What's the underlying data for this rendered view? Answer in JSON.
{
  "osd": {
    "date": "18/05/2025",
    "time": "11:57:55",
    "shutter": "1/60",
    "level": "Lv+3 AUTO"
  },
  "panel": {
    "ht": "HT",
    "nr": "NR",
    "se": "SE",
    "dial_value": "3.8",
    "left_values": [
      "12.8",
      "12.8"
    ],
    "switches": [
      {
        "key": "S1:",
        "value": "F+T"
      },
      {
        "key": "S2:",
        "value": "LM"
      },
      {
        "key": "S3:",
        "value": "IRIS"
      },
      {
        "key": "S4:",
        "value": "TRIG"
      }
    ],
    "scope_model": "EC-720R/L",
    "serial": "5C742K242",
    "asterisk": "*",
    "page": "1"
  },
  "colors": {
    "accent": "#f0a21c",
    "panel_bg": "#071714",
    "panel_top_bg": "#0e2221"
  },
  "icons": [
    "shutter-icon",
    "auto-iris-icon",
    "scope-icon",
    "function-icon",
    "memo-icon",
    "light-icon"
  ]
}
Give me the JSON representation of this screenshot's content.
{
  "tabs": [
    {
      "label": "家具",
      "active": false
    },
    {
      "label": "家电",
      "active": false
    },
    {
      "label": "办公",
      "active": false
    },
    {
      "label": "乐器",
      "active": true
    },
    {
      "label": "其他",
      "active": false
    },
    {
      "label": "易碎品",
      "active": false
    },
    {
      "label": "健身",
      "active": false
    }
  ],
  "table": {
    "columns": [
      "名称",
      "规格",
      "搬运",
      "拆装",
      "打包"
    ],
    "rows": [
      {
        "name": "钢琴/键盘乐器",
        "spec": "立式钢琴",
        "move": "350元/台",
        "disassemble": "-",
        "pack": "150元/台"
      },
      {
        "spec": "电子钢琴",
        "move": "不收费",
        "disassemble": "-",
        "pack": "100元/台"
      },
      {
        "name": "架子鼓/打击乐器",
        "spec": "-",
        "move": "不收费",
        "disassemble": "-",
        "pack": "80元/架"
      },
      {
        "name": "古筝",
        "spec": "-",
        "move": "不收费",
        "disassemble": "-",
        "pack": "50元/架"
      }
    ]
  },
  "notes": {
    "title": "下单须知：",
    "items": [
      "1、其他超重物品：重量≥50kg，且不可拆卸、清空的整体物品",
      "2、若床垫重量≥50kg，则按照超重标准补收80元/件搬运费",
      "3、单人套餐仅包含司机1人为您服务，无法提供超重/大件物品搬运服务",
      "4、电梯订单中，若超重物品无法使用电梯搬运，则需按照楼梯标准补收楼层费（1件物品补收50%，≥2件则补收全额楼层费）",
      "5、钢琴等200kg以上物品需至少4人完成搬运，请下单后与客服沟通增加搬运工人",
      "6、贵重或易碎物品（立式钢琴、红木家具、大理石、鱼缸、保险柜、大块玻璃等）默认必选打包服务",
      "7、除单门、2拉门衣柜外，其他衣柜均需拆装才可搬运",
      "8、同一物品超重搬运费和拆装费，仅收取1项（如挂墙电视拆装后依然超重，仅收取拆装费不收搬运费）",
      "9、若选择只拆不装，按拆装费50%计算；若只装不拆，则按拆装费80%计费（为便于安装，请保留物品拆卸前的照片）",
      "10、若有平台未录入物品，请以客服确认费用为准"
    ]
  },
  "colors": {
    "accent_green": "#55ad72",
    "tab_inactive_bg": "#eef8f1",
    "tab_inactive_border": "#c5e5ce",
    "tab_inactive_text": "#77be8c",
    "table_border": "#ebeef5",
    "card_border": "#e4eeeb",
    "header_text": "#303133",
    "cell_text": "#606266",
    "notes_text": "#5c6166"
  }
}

• _Task description_:
Every record above must be duplicated exactly.

• _Expected answer_:
What's the underlying data for this rendered view? Answer in JSON.
{
  "osd": {
    "date": "18/05/2025",
    "time": "11:57:55",
    "shutter": "1/60",
    "level": "Lv+3 AUTO"
  },
  "panel": {
    "ht": "HT",
    "nr": "NR",
    "se": "SE",
    "dial_value": "3.8",
    "left_values": [
      "12.8",
      "12.8"
    ],
    "switches": [
      {
        "key": "S1:",
        "value": "F+T"
      },
      {
        "key": "S2:",
        "value": "LM"
      },
      {
        "key": "S3:",
        "value": "IRIS"
      },
      {
        "key": "S4:",
        "value": "TRIG"
      }
    ],
    "scope_model": "EC-720R/L",
    "serial": "5C742K242",
    "asterisk": "*",
    "page": "1"
  },
  "colors": {
    "accent": "#f0a21c",
    "panel_bg": "#071714",
    "panel_top_bg": "#0e2221"
  },
  "icons": [
    "shutter-icon",
    "auto-iris-icon",
    "scope-icon",
    "function-icon",
    "memo-icon",
    "light-icon"
  ]
}
Give me the JSON representation of this screenshot's content.
{
  "tabs": [
    {
      "label": "家具",
      "active": false
    },
    {
      "label": "家电",
      "active": false
    },
    {
      "label": "办公",
      "active": false
    },
    {
      "label": "乐器",
      "active": true
    },
    {
      "label": "其他",
      "active": false
    },
    {
      "label": "易碎品",
      "active": false
    },
    {
      "label": "健身",
      "active": false
    }
  ],
  "table": {
    "columns": [
      "名称",
      "规格",
      "搬运",
      "拆装",
      "打包"
    ],
    "rows": [
      {
        "name": "钢琴/键盘乐器",
        "spec": "立式钢琴",
        "move": "350元/台",
        "disassemble": "-",
        "pack": "150元/台"
      },
      {
        "spec": "电子钢琴",
        "move": "不收费",
        "disassemble": "-",
        "pack": "100元/台"
      },
      {
        "name": "架子鼓/打击乐器",
        "spec": "-",
        "move": "不收费",
        "disassemble": "-",
        "pack": "80元/架"
      },
      {
        "name": "古筝",
        "spec": "-",
        "move": "不收费",
        "disassemble": "-",
        "pack": "50元/架"
      }
    ]
  },
  "notes": {
    "title": "下单须知：",
    "items": [
      "1、其他超重物品：重量≥50kg，且不可拆卸、清空的整体物品",
      "2、若床垫重量≥50kg，则按照超重标准补收80元/件搬运费",
      "3、单人套餐仅包含司机1人为您服务，无法提供超重/大件物品搬运服务",
      "4、电梯订单中，若超重物品无法使用电梯搬运，则需按照楼梯标准补收楼层费（1件物品补收50%，≥2件则补收全额楼层费）",
      "5、钢琴等200kg以上物品需至少4人完成搬运，请下单后与客服沟通增加搬运工人",
      "6、贵重或易碎物品（立式钢琴、红木家具、大理石、鱼缸、保险柜、大块玻璃等）默认必选打包服务",
      "7、除单门、2拉门衣柜外，其他衣柜均需拆装才可搬运",
      "8、同一物品超重搬运费和拆装费，仅收取1项（如挂墙电视拆装后依然超重，仅收取拆装费不收搬运费）",
      "9、若选择只拆不装，按拆装费50%计算；若只装不拆，则按拆装费80%计费（为便于安装，请保留物品拆卸前的照片）",
      "10、若有平台未录入物品，请以客服确认费用为准"
    ]
  },
  "colors": {
    "accent_green": "#55ad72",
    "tab_inactive_bg": "#eef8f1",
    "tab_inactive_border": "#c5e5ce",
    "tab_inactive_text": "#77be8c",
    "table_border": "#ebeef5",
    "card_border": "#e4eeeb",
    "header_text": "#303133",
    "cell_text": "#606266",
    "notes_text": "#5c6166"
  }
}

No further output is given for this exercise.